* Start MATERIAL FOR THIS EXERCISE *

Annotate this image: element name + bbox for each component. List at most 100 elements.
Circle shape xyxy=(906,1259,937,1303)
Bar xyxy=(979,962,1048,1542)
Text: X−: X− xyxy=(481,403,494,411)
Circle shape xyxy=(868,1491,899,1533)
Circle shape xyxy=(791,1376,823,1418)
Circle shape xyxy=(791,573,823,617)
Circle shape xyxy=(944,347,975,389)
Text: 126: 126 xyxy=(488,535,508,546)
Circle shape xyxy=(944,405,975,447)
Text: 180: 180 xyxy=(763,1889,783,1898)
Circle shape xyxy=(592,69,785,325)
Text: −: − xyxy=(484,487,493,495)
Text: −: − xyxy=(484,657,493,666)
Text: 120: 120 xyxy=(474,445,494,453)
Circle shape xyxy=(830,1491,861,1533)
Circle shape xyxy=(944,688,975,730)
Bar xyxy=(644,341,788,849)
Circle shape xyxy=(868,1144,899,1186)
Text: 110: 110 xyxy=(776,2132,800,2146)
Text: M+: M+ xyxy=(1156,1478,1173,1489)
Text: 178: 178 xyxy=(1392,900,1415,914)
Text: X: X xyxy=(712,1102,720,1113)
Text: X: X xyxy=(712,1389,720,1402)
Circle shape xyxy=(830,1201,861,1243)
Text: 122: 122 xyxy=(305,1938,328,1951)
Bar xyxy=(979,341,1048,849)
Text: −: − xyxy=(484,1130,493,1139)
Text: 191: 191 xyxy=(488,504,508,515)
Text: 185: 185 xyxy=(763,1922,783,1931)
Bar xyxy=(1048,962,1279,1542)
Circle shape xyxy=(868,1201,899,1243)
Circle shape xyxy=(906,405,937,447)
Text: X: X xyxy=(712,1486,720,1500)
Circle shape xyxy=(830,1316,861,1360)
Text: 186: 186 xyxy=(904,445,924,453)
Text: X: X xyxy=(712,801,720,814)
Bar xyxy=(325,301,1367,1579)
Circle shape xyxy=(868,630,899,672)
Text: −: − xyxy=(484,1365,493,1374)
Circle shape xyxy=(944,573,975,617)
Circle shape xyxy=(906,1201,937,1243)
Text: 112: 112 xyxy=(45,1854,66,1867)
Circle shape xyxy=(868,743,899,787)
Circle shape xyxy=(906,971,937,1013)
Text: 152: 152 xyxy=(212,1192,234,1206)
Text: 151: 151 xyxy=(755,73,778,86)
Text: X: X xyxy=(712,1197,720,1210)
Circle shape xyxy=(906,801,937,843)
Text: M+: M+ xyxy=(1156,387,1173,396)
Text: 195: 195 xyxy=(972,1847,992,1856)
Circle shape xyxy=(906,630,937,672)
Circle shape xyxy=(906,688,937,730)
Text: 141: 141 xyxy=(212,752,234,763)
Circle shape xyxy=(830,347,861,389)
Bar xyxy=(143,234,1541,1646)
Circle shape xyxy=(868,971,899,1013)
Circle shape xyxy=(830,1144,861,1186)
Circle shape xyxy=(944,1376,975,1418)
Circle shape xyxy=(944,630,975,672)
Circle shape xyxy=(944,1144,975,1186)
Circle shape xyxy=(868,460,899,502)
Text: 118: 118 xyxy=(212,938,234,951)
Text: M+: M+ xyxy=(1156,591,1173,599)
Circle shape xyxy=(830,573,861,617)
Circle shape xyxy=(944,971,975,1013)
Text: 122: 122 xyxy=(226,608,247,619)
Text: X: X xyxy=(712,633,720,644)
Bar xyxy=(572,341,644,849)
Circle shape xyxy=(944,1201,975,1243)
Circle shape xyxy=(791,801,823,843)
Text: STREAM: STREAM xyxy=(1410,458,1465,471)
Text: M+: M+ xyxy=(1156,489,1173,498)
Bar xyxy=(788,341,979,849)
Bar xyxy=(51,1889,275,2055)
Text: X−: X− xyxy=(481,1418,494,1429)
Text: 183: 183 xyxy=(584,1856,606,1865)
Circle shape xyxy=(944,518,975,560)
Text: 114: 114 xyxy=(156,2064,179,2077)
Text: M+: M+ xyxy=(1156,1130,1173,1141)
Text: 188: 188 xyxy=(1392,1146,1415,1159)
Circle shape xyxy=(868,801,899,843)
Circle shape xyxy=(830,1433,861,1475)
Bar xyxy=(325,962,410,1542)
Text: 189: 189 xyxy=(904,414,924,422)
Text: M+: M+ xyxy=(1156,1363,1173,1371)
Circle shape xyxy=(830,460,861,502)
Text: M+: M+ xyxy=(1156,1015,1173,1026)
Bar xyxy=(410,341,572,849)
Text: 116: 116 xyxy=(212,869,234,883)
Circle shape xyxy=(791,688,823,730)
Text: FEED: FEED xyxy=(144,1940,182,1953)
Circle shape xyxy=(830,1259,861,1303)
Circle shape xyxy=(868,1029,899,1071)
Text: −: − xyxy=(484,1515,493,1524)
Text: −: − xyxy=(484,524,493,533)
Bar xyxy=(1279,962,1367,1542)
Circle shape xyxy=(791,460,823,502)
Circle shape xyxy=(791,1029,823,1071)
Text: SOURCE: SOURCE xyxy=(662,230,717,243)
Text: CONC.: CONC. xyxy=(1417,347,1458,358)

* End MATERIAL FOR THIS EXERCISE *

TASK TO CARRY OUT >> Could you write out every one of the lines above again, word for word, with nothing changed?

CORRECT RESPONSE >>
Annotate this image: element name + bbox for each component. List at most 100 elements.
Circle shape xyxy=(906,1259,937,1303)
Bar xyxy=(979,962,1048,1542)
Text: X−: X− xyxy=(481,403,494,411)
Circle shape xyxy=(868,1491,899,1533)
Circle shape xyxy=(791,1376,823,1418)
Circle shape xyxy=(791,573,823,617)
Circle shape xyxy=(944,347,975,389)
Text: 126: 126 xyxy=(488,535,508,546)
Circle shape xyxy=(944,405,975,447)
Text: 180: 180 xyxy=(763,1889,783,1898)
Circle shape xyxy=(592,69,785,325)
Text: −: − xyxy=(484,487,493,495)
Text: −: − xyxy=(484,657,493,666)
Text: 120: 120 xyxy=(474,445,494,453)
Circle shape xyxy=(830,1491,861,1533)
Circle shape xyxy=(944,688,975,730)
Bar xyxy=(644,341,788,849)
Circle shape xyxy=(868,1144,899,1186)
Text: 110: 110 xyxy=(776,2132,800,2146)
Text: M+: M+ xyxy=(1156,1478,1173,1489)
Text: 178: 178 xyxy=(1392,900,1415,914)
Text: X: X xyxy=(712,1102,720,1113)
Text: X: X xyxy=(712,1389,720,1402)
Circle shape xyxy=(830,1201,861,1243)
Text: 122: 122 xyxy=(305,1938,328,1951)
Bar xyxy=(979,341,1048,849)
Text: −: − xyxy=(484,1130,493,1139)
Text: 191: 191 xyxy=(488,504,508,515)
Text: 185: 185 xyxy=(763,1922,783,1931)
Bar xyxy=(1048,962,1279,1542)
Circle shape xyxy=(868,1201,899,1243)
Circle shape xyxy=(906,405,937,447)
Text: X: X xyxy=(712,1486,720,1500)
Circle shape xyxy=(830,1316,861,1360)
Text: 186: 186 xyxy=(904,445,924,453)
Text: X: X xyxy=(712,801,720,814)
Bar xyxy=(325,301,1367,1579)
Circle shape xyxy=(868,630,899,672)
Text: −: − xyxy=(484,1365,493,1374)
Circle shape xyxy=(944,573,975,617)
Circle shape xyxy=(906,1201,937,1243)
Text: 112: 112 xyxy=(45,1854,66,1867)
Circle shape xyxy=(868,743,899,787)
Circle shape xyxy=(906,971,937,1013)
Text: 152: 152 xyxy=(212,1192,234,1206)
Text: 151: 151 xyxy=(755,73,778,86)
Text: X: X xyxy=(712,1197,720,1210)
Circle shape xyxy=(906,801,937,843)
Text: M+: M+ xyxy=(1156,387,1173,396)
Text: 195: 195 xyxy=(972,1847,992,1856)
Circle shape xyxy=(906,630,937,672)
Circle shape xyxy=(906,688,937,730)
Text: 141: 141 xyxy=(212,752,234,763)
Circle shape xyxy=(830,347,861,389)
Bar xyxy=(143,234,1541,1646)
Circle shape xyxy=(868,971,899,1013)
Circle shape xyxy=(830,1144,861,1186)
Circle shape xyxy=(944,1376,975,1418)
Circle shape xyxy=(944,630,975,672)
Circle shape xyxy=(944,1144,975,1186)
Circle shape xyxy=(868,460,899,502)
Text: 118: 118 xyxy=(212,938,234,951)
Text: M+: M+ xyxy=(1156,591,1173,599)
Circle shape xyxy=(830,573,861,617)
Circle shape xyxy=(944,971,975,1013)
Text: 122: 122 xyxy=(226,608,247,619)
Text: X: X xyxy=(712,633,720,644)
Bar xyxy=(572,341,644,849)
Circle shape xyxy=(944,1201,975,1243)
Circle shape xyxy=(791,801,823,843)
Text: STREAM: STREAM xyxy=(1410,458,1465,471)
Text: M+: M+ xyxy=(1156,489,1173,498)
Bar xyxy=(788,341,979,849)
Bar xyxy=(51,1889,275,2055)
Text: X−: X− xyxy=(481,1418,494,1429)
Text: 183: 183 xyxy=(584,1856,606,1865)
Circle shape xyxy=(944,518,975,560)
Text: 114: 114 xyxy=(156,2064,179,2077)
Text: M+: M+ xyxy=(1156,1130,1173,1141)
Text: 188: 188 xyxy=(1392,1146,1415,1159)
Circle shape xyxy=(868,801,899,843)
Circle shape xyxy=(830,1433,861,1475)
Bar xyxy=(325,962,410,1542)
Text: 189: 189 xyxy=(904,414,924,422)
Text: M+: M+ xyxy=(1156,1363,1173,1371)
Circle shape xyxy=(830,460,861,502)
Text: M+: M+ xyxy=(1156,1015,1173,1026)
Bar xyxy=(410,341,572,849)
Text: 116: 116 xyxy=(212,869,234,883)
Circle shape xyxy=(791,688,823,730)
Text: FEED: FEED xyxy=(144,1940,182,1953)
Circle shape xyxy=(830,1259,861,1303)
Circle shape xyxy=(868,1029,899,1071)
Text: −: − xyxy=(484,1515,493,1524)
Text: −: − xyxy=(484,524,493,533)
Bar xyxy=(1279,962,1367,1542)
Circle shape xyxy=(791,460,823,502)
Circle shape xyxy=(791,1029,823,1071)
Text: SOURCE: SOURCE xyxy=(662,230,717,243)
Text: CONC.: CONC. xyxy=(1417,347,1458,358)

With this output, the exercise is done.